====== PROVIDED MATERIAL
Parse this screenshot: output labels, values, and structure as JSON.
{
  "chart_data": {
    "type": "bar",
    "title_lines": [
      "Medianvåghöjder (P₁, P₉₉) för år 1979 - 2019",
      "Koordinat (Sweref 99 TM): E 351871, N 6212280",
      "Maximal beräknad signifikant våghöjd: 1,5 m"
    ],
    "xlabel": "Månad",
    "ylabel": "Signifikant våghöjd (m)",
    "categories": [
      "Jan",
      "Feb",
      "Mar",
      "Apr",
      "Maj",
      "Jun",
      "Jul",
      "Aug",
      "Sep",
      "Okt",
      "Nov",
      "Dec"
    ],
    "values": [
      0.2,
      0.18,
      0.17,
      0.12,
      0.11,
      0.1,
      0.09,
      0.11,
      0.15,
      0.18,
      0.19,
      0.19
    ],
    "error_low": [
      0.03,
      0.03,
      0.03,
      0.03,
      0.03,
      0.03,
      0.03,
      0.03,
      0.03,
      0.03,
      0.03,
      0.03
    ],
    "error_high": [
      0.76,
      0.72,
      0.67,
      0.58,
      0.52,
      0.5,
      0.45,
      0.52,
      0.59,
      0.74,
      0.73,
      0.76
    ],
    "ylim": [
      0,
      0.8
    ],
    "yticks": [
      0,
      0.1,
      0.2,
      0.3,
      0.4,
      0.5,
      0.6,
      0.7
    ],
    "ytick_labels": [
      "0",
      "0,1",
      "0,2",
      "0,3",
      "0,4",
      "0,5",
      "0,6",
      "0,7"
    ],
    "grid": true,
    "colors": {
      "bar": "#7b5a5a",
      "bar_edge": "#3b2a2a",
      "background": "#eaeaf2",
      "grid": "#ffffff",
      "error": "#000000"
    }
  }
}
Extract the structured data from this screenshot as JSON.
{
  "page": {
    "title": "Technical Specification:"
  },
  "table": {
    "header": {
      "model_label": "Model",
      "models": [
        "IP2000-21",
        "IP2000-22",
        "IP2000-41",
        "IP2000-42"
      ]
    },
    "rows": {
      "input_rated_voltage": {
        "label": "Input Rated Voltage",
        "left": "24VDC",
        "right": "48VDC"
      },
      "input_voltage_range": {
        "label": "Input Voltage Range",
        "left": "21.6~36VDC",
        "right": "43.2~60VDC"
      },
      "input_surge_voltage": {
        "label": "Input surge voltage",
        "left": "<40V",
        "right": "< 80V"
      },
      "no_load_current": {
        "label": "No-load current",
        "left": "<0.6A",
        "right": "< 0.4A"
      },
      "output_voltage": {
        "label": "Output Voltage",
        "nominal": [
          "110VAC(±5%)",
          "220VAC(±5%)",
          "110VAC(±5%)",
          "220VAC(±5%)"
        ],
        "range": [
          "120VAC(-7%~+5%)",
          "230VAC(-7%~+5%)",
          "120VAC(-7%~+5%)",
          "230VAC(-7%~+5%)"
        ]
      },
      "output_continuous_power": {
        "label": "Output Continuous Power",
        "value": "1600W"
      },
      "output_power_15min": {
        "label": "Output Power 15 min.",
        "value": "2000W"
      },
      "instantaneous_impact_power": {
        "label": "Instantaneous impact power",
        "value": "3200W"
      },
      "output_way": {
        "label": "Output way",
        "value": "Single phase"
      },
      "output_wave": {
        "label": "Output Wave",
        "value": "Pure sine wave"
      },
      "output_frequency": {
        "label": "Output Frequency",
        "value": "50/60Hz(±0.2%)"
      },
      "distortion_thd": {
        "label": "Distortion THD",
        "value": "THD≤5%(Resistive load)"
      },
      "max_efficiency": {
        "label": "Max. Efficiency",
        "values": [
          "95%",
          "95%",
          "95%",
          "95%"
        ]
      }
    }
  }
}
============
- _PROBLEM STATEMENT_: Transcribe every entry word for word.

- _FULL RESPONSE_:
Parse this screenshot: output labels, values, and structure as JSON.
{
  "chart_data": {
    "type": "bar",
    "title_lines": [
      "Medianvåghöjder (P₁, P₉₉) för år 1979 - 2019",
      "Koordinat (Sweref 99 TM): E 351871, N 6212280",
      "Maximal beräknad signifikant våghöjd: 1,5 m"
    ],
    "xlabel": "Månad",
    "ylabel": "Signifikant våghöjd (m)",
    "categories": [
      "Jan",
      "Feb",
      "Mar",
      "Apr",
      "Maj",
      "Jun",
      "Jul",
      "Aug",
      "Sep",
      "Okt",
      "Nov",
      "Dec"
    ],
    "values": [
      0.2,
      0.18,
      0.17,
      0.12,
      0.11,
      0.1,
      0.09,
      0.11,
      0.15,
      0.18,
      0.19,
      0.19
    ],
    "error_low": [
      0.03,
      0.03,
      0.03,
      0.03,
      0.03,
      0.03,
      0.03,
      0.03,
      0.03,
      0.03,
      0.03,
      0.03
    ],
    "error_high": [
      0.76,
      0.72,
      0.67,
      0.58,
      0.52,
      0.5,
      0.45,
      0.52,
      0.59,
      0.74,
      0.73,
      0.76
    ],
    "ylim": [
      0,
      0.8
    ],
    "yticks": [
      0,
      0.1,
      0.2,
      0.3,
      0.4,
      0.5,
      0.6,
      0.7
    ],
    "ytick_labels": [
      "0",
      "0,1",
      "0,2",
      "0,3",
      "0,4",
      "0,5",
      "0,6",
      "0,7"
    ],
    "grid": true,
    "colors": {
      "bar": "#7b5a5a",
      "bar_edge": "#3b2a2a",
      "background": "#eaeaf2",
      "grid": "#ffffff",
      "error": "#000000"
    }
  }
}
Extract the structured data from this screenshot as JSON.
{
  "page": {
    "title": "Technical Specification:"
  },
  "table": {
    "header": {
      "model_label": "Model",
      "models": [
        "IP2000-21",
        "IP2000-22",
        "IP2000-41",
        "IP2000-42"
      ]
    },
    "rows": {
      "input_rated_voltage": {
        "label": "Input Rated Voltage",
        "left": "24VDC",
        "right": "48VDC"
      },
      "input_voltage_range": {
        "label": "Input Voltage Range",
        "left": "21.6~36VDC",
        "right": "43.2~60VDC"
      },
      "input_surge_voltage": {
        "label": "Input surge voltage",
        "left": "<40V",
        "right": "< 80V"
      },
      "no_load_current": {
        "label": "No-load current",
        "left": "<0.6A",
        "right": "< 0.4A"
      },
      "output_voltage": {
        "label": "Output Voltage",
        "nominal": [
          "110VAC(±5%)",
          "220VAC(±5%)",
          "110VAC(±5%)",
          "220VAC(±5%)"
        ],
        "range": [
          "120VAC(-7%~+5%)",
          "230VAC(-7%~+5%)",
          "120VAC(-7%~+5%)",
          "230VAC(-7%~+5%)"
        ]
      },
      "output_continuous_power": {
        "label": "Output Continuous Power",
        "value": "1600W"
      },
      "output_power_15min": {
        "label": "Output Power 15 min.",
        "value": "2000W"
      },
      "instantaneous_impact_power": {
        "label": "Instantaneous impact power",
        "value": "3200W"
      },
      "output_way": {
        "label": "Output way",
        "value": "Single phase"
      },
      "output_wave": {
        "label": "Output Wave",
        "value": "Pure sine wave"
      },
      "output_frequency": {
        "label": "Output Frequency",
        "value": "50/60Hz(±0.2%)"
      },
      "distortion_thd": {
        "label": "Distortion THD",
        "value": "THD≤5%(Resistive load)"
      },
      "max_efficiency": {
        "label": "Max. Efficiency",
        "values": [
          "95%",
          "95%",
          "95%",
          "95%"
        ]
      }
    }
  }
}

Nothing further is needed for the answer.